[Figure record listings]
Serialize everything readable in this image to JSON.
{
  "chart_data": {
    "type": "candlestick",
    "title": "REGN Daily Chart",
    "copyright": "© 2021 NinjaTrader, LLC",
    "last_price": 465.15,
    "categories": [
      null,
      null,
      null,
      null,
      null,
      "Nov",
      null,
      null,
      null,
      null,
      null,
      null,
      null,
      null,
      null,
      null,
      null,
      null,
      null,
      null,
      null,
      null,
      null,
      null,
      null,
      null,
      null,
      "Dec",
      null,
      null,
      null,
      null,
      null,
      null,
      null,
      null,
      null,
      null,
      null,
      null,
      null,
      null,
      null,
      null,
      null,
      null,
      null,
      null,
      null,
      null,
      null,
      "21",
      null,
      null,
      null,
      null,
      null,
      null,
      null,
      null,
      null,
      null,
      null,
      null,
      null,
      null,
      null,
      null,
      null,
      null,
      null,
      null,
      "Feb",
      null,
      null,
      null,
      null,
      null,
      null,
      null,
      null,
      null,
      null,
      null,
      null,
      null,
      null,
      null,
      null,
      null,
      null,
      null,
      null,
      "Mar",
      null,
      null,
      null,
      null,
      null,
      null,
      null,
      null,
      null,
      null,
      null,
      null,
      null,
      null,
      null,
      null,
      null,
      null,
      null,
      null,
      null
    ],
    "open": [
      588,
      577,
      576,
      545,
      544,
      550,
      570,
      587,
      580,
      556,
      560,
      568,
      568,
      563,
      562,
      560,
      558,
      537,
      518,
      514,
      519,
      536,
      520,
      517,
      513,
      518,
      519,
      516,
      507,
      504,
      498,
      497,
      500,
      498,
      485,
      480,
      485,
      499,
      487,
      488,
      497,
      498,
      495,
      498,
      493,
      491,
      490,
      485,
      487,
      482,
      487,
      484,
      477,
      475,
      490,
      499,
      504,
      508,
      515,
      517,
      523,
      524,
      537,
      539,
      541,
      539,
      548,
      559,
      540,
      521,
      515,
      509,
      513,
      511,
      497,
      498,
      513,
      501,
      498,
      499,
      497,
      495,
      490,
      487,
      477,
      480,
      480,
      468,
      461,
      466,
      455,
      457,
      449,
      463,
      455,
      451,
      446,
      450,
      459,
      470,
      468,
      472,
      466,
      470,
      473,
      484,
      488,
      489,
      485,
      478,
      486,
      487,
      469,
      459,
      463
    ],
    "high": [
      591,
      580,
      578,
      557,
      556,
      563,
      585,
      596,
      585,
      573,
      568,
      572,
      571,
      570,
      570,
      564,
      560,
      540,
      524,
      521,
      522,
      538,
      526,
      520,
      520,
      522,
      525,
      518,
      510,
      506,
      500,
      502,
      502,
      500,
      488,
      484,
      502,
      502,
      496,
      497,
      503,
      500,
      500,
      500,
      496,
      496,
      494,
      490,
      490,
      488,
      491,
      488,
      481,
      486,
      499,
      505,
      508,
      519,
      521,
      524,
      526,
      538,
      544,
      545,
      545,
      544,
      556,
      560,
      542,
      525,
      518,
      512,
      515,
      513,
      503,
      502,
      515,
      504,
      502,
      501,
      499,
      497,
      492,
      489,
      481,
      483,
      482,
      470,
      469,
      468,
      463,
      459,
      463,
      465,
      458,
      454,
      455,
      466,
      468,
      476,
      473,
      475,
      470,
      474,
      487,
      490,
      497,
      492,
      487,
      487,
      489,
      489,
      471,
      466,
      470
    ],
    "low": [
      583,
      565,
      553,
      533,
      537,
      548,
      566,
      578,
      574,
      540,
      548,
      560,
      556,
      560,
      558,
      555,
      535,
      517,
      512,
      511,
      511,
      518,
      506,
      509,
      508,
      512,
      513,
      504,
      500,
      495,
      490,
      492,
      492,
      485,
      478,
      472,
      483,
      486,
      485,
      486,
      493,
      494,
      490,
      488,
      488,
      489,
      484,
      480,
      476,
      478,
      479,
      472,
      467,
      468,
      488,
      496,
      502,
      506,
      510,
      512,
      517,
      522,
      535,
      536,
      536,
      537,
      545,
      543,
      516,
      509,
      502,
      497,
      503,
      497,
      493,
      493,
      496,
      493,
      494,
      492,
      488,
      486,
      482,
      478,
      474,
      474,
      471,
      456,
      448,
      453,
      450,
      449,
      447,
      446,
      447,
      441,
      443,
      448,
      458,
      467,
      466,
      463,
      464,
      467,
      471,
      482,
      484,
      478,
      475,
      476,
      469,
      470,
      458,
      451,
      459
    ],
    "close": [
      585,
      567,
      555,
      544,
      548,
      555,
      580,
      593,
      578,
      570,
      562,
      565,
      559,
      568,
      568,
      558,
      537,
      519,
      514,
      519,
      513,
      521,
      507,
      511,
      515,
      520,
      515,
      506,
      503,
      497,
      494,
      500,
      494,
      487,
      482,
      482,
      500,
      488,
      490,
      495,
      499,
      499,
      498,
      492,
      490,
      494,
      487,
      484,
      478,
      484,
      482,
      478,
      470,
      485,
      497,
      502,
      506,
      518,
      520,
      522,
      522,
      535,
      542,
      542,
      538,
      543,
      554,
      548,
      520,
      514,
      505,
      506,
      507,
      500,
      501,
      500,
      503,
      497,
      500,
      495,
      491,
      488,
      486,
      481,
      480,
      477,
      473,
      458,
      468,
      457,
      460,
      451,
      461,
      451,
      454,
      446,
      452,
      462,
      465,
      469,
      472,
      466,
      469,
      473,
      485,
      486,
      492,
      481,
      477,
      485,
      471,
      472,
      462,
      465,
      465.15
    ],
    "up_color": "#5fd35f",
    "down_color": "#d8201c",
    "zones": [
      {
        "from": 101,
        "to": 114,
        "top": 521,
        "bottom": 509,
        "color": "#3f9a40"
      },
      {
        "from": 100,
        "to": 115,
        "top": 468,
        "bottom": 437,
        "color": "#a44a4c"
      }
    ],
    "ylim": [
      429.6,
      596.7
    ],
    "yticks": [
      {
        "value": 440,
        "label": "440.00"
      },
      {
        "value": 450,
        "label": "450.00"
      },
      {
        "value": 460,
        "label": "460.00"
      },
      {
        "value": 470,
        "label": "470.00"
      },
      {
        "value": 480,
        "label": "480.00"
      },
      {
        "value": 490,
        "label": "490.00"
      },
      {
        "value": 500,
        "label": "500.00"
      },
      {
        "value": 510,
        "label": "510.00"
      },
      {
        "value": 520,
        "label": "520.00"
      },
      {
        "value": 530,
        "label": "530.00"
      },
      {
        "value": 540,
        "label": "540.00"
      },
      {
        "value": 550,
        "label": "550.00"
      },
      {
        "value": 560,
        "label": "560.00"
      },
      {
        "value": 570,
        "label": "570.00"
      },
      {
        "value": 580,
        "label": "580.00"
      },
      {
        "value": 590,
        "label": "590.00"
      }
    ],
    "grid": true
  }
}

### [Directions for this task]
Take the entries above and transcribe them exactly.

### [Solution to this exercise]
Serialize everything readable in this image to JSON.
{
  "chart_data": {
    "type": "candlestick",
    "title": "REGN Daily Chart",
    "copyright": "© 2021 NinjaTrader, LLC",
    "last_price": 465.15,
    "categories": [
      null,
      null,
      null,
      null,
      null,
      "Nov",
      null,
      null,
      null,
      null,
      null,
      null,
      null,
      null,
      null,
      null,
      null,
      null,
      null,
      null,
      null,
      null,
      null,
      null,
      null,
      null,
      null,
      "Dec",
      null,
      null,
      null,
      null,
      null,
      null,
      null,
      null,
      null,
      null,
      null,
      null,
      null,
      null,
      null,
      null,
      null,
      null,
      null,
      null,
      null,
      null,
      null,
      "21",
      null,
      null,
      null,
      null,
      null,
      null,
      null,
      null,
      null,
      null,
      null,
      null,
      null,
      null,
      null,
      null,
      null,
      null,
      null,
      null,
      "Feb",
      null,
      null,
      null,
      null,
      null,
      null,
      null,
      null,
      null,
      null,
      null,
      null,
      null,
      null,
      null,
      null,
      null,
      null,
      null,
      null,
      "Mar",
      null,
      null,
      null,
      null,
      null,
      null,
      null,
      null,
      null,
      null,
      null,
      null,
      null,
      null,
      null,
      null,
      null,
      null,
      null,
      null,
      null
    ],
    "open": [
      588,
      577,
      576,
      545,
      544,
      550,
      570,
      587,
      580,
      556,
      560,
      568,
      568,
      563,
      562,
      560,
      558,
      537,
      518,
      514,
      519,
      536,
      520,
      517,
      513,
      518,
      519,
      516,
      507,
      504,
      498,
      497,
      500,
      498,
      485,
      480,
      485,
      499,
      487,
      488,
      497,
      498,
      495,
      498,
      493,
      491,
      490,
      485,
      487,
      482,
      487,
      484,
      477,
      475,
      490,
      499,
      504,
      508,
      515,
      517,
      523,
      524,
      537,
      539,
      541,
      539,
      548,
      559,
      540,
      521,
      515,
      509,
      513,
      511,
      497,
      498,
      513,
      501,
      498,
      499,
      497,
      495,
      490,
      487,
      477,
      480,
      480,
      468,
      461,
      466,
      455,
      457,
      449,
      463,
      455,
      451,
      446,
      450,
      459,
      470,
      468,
      472,
      466,
      470,
      473,
      484,
      488,
      489,
      485,
      478,
      486,
      487,
      469,
      459,
      463
    ],
    "high": [
      591,
      580,
      578,
      557,
      556,
      563,
      585,
      596,
      585,
      573,
      568,
      572,
      571,
      570,
      570,
      564,
      560,
      540,
      524,
      521,
      522,
      538,
      526,
      520,
      520,
      522,
      525,
      518,
      510,
      506,
      500,
      502,
      502,
      500,
      488,
      484,
      502,
      502,
      496,
      497,
      503,
      500,
      500,
      500,
      496,
      496,
      494,
      490,
      490,
      488,
      491,
      488,
      481,
      486,
      499,
      505,
      508,
      519,
      521,
      524,
      526,
      538,
      544,
      545,
      545,
      544,
      556,
      560,
      542,
      525,
      518,
      512,
      515,
      513,
      503,
      502,
      515,
      504,
      502,
      501,
      499,
      497,
      492,
      489,
      481,
      483,
      482,
      470,
      469,
      468,
      463,
      459,
      463,
      465,
      458,
      454,
      455,
      466,
      468,
      476,
      473,
      475,
      470,
      474,
      487,
      490,
      497,
      492,
      487,
      487,
      489,
      489,
      471,
      466,
      470
    ],
    "low": [
      583,
      565,
      553,
      533,
      537,
      548,
      566,
      578,
      574,
      540,
      548,
      560,
      556,
      560,
      558,
      555,
      535,
      517,
      512,
      511,
      511,
      518,
      506,
      509,
      508,
      512,
      513,
      504,
      500,
      495,
      490,
      492,
      492,
      485,
      478,
      472,
      483,
      486,
      485,
      486,
      493,
      494,
      490,
      488,
      488,
      489,
      484,
      480,
      476,
      478,
      479,
      472,
      467,
      468,
      488,
      496,
      502,
      506,
      510,
      512,
      517,
      522,
      535,
      536,
      536,
      537,
      545,
      543,
      516,
      509,
      502,
      497,
      503,
      497,
      493,
      493,
      496,
      493,
      494,
      492,
      488,
      486,
      482,
      478,
      474,
      474,
      471,
      456,
      448,
      453,
      450,
      449,
      447,
      446,
      447,
      441,
      443,
      448,
      458,
      467,
      466,
      463,
      464,
      467,
      471,
      482,
      484,
      478,
      475,
      476,
      469,
      470,
      458,
      451,
      459
    ],
    "close": [
      585,
      567,
      555,
      544,
      548,
      555,
      580,
      593,
      578,
      570,
      562,
      565,
      559,
      568,
      568,
      558,
      537,
      519,
      514,
      519,
      513,
      521,
      507,
      511,
      515,
      520,
      515,
      506,
      503,
      497,
      494,
      500,
      494,
      487,
      482,
      482,
      500,
      488,
      490,
      495,
      499,
      499,
      498,
      492,
      490,
      494,
      487,
      484,
      478,
      484,
      482,
      478,
      470,
      485,
      497,
      502,
      506,
      518,
      520,
      522,
      522,
      535,
      542,
      542,
      538,
      543,
      554,
      548,
      520,
      514,
      505,
      506,
      507,
      500,
      501,
      500,
      503,
      497,
      500,
      495,
      491,
      488,
      486,
      481,
      480,
      477,
      473,
      458,
      468,
      457,
      460,
      451,
      461,
      451,
      454,
      446,
      452,
      462,
      465,
      469,
      472,
      466,
      469,
      473,
      485,
      486,
      492,
      481,
      477,
      485,
      471,
      472,
      462,
      465,
      465.15
    ],
    "up_color": "#5fd35f",
    "down_color": "#d8201c",
    "zones": [
      {
        "from": 101,
        "to": 114,
        "top": 521,
        "bottom": 509,
        "color": "#3f9a40"
      },
      {
        "from": 100,
        "to": 115,
        "top": 468,
        "bottom": 437,
        "color": "#a44a4c"
      }
    ],
    "ylim": [
      429.6,
      596.7
    ],
    "yticks": [
      {
        "value": 440,
        "label": "440.00"
      },
      {
        "value": 450,
        "label": "450.00"
      },
      {
        "value": 460,
        "label": "460.00"
      },
      {
        "value": 470,
        "label": "470.00"
      },
      {
        "value": 480,
        "label": "480.00"
      },
      {
        "value": 490,
        "label": "490.00"
      },
      {
        "value": 500,
        "label": "500.00"
      },
      {
        "value": 510,
        "label": "510.00"
      },
      {
        "value": 520,
        "label": "520.00"
      },
      {
        "value": 530,
        "label": "530.00"
      },
      {
        "value": 540,
        "label": "540.00"
      },
      {
        "value": 550,
        "label": "550.00"
      },
      {
        "value": 560,
        "label": "560.00"
      },
      {
        "value": 570,
        "label": "570.00"
      },
      {
        "value": 580,
        "label": "580.00"
      },
      {
        "value": 590,
        "label": "590.00"
      }
    ],
    "grid": true
  }
}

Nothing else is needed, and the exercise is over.